Event Distribution Guide

The Event Distribution system enables automatic publishing of incident timeline events to external systems via HTTP webhooks. Events are delivered in CloudEvents v1.0 format with optional HMAC signature verification for security.

Overview

When incidents are created, updated, or resolved, the platform can automatically notify external systems in real-time. This enables integrations with:

  • Custom monitoring dashboards
  • Slack/Teams bots
  • ITSM platforms (ServiceNow, Jira)
  • Analytics and reporting systems
  • Security information and event management (SIEM) tools

Key Features

  • CloudEvents v1.0 Format: Industry-standard event format for interoperability
  • HMAC Signature Verification: Secure webhooks with SHA-256 signatures
  • Event Type Filtering: Subscribe only to relevant event types using glob patterns
  • Automatic Retry: Failed deliveries retry with exponential backoff
  • Health Monitoring: Track delivery success rates per subscriber

Getting Started

Prerequisites

  • Incidents platform installed and running
  • Event publishing enabled (ENABLE_EVENT_PUBLISHING=true)
  • CLI access for subscriber management

Enable Event Publishing

Event publishing is opt-in. Enable it by setting the environment variable:

# Enable event publishing
export ENABLE_EVENT_PUBLISHING=true

# Start the server
im serve

When enabled, the platform:

  1. Creates outbox entries when timeline events are written
  2. Runs a background worker to deliver events to subscribers
  3. Tracks delivery status and handles retries automatically

Register Your First Subscriber

Use the CLI to register a webhook endpoint:

# Register a subscriber
im subscriber add \
  --name my-webhook \
  --url https://example.com/webhook \
  --types "im.incident.*" \
  --secret "your-webhook-secret"

# Verify registration
im subscriber list

Output:

NAME         URL                          TYPES           ENABLED
my-webhook   https://example.com/webhook  im.incident.*   true

Managing Subscribers

Add a Subscriber

im subscriber add \
  --name <name> \
  --url <webhook-url> \
  --types <event-patterns> \
  --secret <hmac-secret>

Parameters:

Flag Required Description
--name Yes Unique identifier for the subscriber
--url Yes HTTPS webhook URL (HTTP allowed for localhost)
--types No Event type patterns to receive (default: all events)
--secret No Secret key for HMAC signature generation

Examples:

# Receive all incident lifecycle events
im subscriber add --name ops-team --url https://ops.example.com/webhook --types "im.incident.*"

# Receive only declaration and resolution events
im subscriber add --name alerts --url https://alerts.example.com/hook --types "im.incident.declared.v1,im.incident.resolved.v1"

# Receive all events (no filter)
im subscriber add --name audit-log --url https://audit.example.com/events

List Subscribers

# Table format (default)
im subscriber list

# JSON format
im subscriber list --format json

Update a Subscriber

# Update the webhook URL
im subscriber update my-webhook --url https://new-endpoint.example.com/webhook

# Update event type filters
im subscriber update my-webhook --types "im.incident.declared.v1,im.incident.resolved.v1"

Short problem A
Write out the listing line by line, beginning at its first line and stopping after the line that contains "axes: 0 10 20".

[Element bounding-box annotations]
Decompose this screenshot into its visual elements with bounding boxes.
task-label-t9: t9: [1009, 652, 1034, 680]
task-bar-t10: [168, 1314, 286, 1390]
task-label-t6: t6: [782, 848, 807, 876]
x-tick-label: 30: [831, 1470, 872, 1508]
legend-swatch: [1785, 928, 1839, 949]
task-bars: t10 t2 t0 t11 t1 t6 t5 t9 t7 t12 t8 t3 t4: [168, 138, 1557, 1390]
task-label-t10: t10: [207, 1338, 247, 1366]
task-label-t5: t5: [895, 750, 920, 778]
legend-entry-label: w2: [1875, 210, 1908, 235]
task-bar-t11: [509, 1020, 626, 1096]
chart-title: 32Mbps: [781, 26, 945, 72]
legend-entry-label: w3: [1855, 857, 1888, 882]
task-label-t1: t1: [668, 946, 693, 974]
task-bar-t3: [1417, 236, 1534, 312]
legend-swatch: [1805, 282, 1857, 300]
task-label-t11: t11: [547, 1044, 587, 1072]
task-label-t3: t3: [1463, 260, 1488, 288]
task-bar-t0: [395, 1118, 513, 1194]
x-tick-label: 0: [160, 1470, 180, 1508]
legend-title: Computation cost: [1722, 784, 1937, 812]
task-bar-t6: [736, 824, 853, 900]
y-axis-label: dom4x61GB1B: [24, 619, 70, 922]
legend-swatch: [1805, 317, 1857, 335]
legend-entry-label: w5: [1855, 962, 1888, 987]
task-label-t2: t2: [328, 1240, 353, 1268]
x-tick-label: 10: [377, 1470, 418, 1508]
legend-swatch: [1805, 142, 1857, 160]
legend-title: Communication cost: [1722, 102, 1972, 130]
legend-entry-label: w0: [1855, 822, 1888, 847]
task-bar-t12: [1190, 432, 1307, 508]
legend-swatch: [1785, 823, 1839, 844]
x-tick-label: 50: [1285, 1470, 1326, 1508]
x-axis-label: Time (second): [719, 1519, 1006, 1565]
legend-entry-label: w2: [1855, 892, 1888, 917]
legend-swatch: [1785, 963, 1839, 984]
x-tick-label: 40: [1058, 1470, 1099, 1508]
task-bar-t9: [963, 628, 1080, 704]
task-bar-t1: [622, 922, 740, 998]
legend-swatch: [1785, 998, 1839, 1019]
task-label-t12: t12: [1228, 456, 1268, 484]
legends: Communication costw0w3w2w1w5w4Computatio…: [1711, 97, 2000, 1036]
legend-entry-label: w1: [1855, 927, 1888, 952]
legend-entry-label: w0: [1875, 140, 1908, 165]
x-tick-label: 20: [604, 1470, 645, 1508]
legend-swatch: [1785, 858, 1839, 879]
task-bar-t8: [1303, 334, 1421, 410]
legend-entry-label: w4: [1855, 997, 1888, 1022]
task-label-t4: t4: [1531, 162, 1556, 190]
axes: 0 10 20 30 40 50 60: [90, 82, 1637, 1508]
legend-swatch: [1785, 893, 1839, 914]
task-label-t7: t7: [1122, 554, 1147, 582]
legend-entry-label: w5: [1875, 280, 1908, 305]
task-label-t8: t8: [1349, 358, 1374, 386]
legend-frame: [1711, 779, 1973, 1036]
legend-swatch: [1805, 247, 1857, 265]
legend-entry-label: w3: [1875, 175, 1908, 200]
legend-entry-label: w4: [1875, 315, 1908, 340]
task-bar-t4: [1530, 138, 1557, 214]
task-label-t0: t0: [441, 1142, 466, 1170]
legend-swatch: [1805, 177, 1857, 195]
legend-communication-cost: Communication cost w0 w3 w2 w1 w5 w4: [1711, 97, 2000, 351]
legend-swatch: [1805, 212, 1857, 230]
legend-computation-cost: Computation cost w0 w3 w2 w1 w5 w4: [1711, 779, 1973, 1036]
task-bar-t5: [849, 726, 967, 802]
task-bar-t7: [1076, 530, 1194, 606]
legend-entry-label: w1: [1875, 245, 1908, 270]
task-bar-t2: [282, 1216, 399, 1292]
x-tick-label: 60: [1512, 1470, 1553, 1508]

Short problem B
In the event distribution guide, swap "dashboards" for "consoles" and give the passage again, beginning at the words "When incidents are" and stopping after "platforms (ServiceNow, Jira)".

Task output A
Decompose this screenshot into its visual elements with bounding boxes.
task-label-t9: t9: [1009, 652, 1034, 680]
task-bar-t10: [168, 1314, 286, 1390]
task-label-t6: t6: [782, 848, 807, 876]
x-tick-label: 30: [831, 1470, 872, 1508]
legend-swatch: [1785, 928, 1839, 949]
task-bars: t10 t2 t0 t11 t1 t6 t5 t9 t7 t12 t8 t3 t4: [168, 138, 1557, 1390]
task-label-t10: t10: [207, 1338, 247, 1366]
task-label-t5: t5: [895, 750, 920, 778]
legend-entry-label: w2: [1875, 210, 1908, 235]
task-bar-t11: [509, 1020, 626, 1096]
chart-title: 32Mbps: [781, 26, 945, 72]
legend-entry-label: w3: [1855, 857, 1888, 882]
task-label-t1: t1: [668, 946, 693, 974]
task-bar-t3: [1417, 236, 1534, 312]
legend-swatch: [1805, 282, 1857, 300]
task-label-t11: t11: [547, 1044, 587, 1072]
task-label-t3: t3: [1463, 260, 1488, 288]
task-bar-t0: [395, 1118, 513, 1194]
x-tick-label: 0: [160, 1470, 180, 1508]
legend-title: Computation cost: [1722, 784, 1937, 812]
task-bar-t6: [736, 824, 853, 900]
y-axis-label: dom4x61GB1B: [24, 619, 70, 922]
legend-swatch: [1805, 317, 1857, 335]
legend-entry-label: w5: [1855, 962, 1888, 987]
task-label-t2: t2: [328, 1240, 353, 1268]
x-tick-label: 10: [377, 1470, 418, 1508]
legend-swatch: [1805, 142, 1857, 160]
legend-title: Communication cost: [1722, 102, 1972, 130]
legend-entry-label: w0: [1855, 822, 1888, 847]
task-bar-t12: [1190, 432, 1307, 508]
legend-swatch: [1785, 823, 1839, 844]
x-tick-label: 50: [1285, 1470, 1326, 1508]
x-axis-label: Time (second): [719, 1519, 1006, 1565]
legend-entry-label: w2: [1855, 892, 1888, 917]
legend-swatch: [1785, 963, 1839, 984]
x-tick-label: 40: [1058, 1470, 1099, 1508]
task-bar-t9: [963, 628, 1080, 704]
task-bar-t1: [622, 922, 740, 998]
legend-swatch: [1785, 998, 1839, 1019]
task-label-t12: t12: [1228, 456, 1268, 484]
legends: Communication costw0w3w2w1w5w4Computatio…: [1711, 97, 2000, 1036]
legend-entry-label: w1: [1855, 927, 1888, 952]
legend-entry-label: w0: [1875, 140, 1908, 165]
x-tick-label: 20: [604, 1470, 645, 1508]
legend-swatch: [1785, 858, 1839, 879]
task-bar-t8: [1303, 334, 1421, 410]
legend-entry-label: w4: [1855, 997, 1888, 1022]
task-label-t4: t4: [1531, 162, 1556, 190]
axes: 0 10 20 30 40 50 60: [90, 82, 1637, 1508]

Task output B
When incidents are created, updated, or resolved, the platform can automatically notify external systems in real-time. This enables integrations with:

  • Custom monitoring consoles
  • Slack/Teams bots
  • ITSM platforms (ServiceNow, Jira)